Provided information:
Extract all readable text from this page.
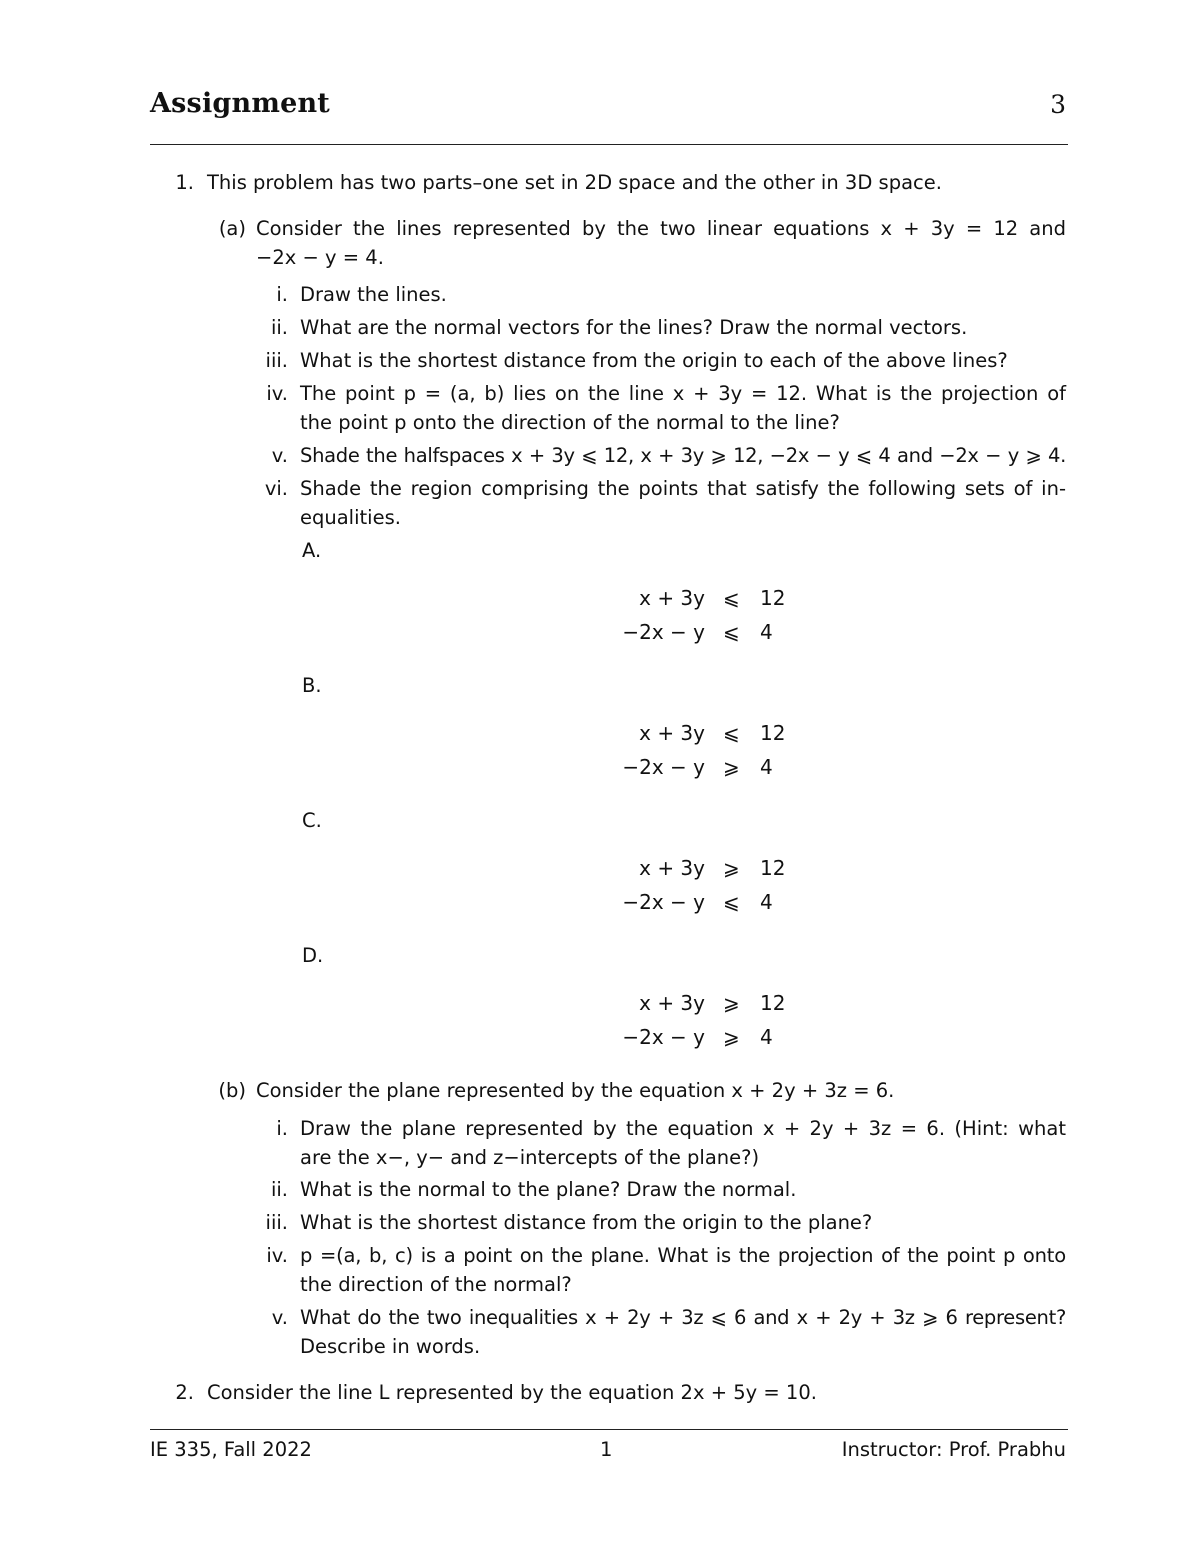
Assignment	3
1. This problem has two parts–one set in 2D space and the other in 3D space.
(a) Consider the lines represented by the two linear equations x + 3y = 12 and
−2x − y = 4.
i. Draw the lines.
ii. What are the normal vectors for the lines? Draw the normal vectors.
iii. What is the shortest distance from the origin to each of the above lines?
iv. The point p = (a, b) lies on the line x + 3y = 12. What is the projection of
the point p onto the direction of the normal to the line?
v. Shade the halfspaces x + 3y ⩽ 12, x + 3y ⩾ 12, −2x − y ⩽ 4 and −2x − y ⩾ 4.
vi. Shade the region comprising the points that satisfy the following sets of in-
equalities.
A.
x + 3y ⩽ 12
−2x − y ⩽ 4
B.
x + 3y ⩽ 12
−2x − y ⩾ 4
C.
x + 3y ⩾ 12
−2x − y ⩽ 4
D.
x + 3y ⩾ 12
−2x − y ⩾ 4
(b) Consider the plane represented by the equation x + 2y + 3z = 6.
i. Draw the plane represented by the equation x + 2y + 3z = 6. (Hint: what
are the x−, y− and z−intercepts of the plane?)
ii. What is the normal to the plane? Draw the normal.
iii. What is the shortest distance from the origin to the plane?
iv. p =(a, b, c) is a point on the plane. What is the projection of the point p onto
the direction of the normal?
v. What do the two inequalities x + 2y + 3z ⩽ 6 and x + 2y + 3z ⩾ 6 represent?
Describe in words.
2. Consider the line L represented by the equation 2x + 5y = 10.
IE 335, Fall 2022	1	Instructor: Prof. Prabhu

To be done: Could you reproduce every record above exactly, leaving out the pictures?

Correct result:
Extract all readable text from this page.
Assignment	3
1. This problem has two parts–one set in 2D space and the other in 3D space.
(a) Consider the lines represented by the two linear equations x + 3y = 12 and
−2x − y = 4.
i. Draw the lines.
ii. What are the normal vectors for the lines? Draw the normal vectors.
iii. What is the shortest distance from the origin to each of the above lines?
iv. The point p = (a, b) lies on the line x + 3y = 12. What is the projection of
the point p onto the direction of the normal to the line?
v. Shade the halfspaces x + 3y ⩽ 12, x + 3y ⩾ 12, −2x − y ⩽ 4 and −2x − y ⩾ 4.
vi. Shade the region comprising the points that satisfy the following sets of in-
equalities.
A.
x + 3y ⩽ 12
−2x − y ⩽ 4
B.
x + 3y ⩽ 12
−2x − y ⩾ 4
C.
x + 3y ⩾ 12
−2x − y ⩽ 4
D.
x + 3y ⩾ 12
−2x − y ⩾ 4
(b) Consider the plane represented by the equation x + 2y + 3z = 6.
i. Draw the plane represented by the equation x + 2y + 3z = 6. (Hint: what
are the x−, y− and z−intercepts of the plane?)
ii. What is the normal to the plane? Draw the normal.
iii. What is the shortest distance from the origin to the plane?
iv. p =(a, b, c) is a point on the plane. What is the projection of the point p onto
the direction of the normal?
v. What do the two inequalities x + 2y + 3z ⩽ 6 and x + 2y + 3z ⩾ 6 represent?
Describe in words.
2. Consider the line L represented by the equation 2x + 5y = 10.
IE 335, Fall 2022	1	Instructor: Prof. Prabhu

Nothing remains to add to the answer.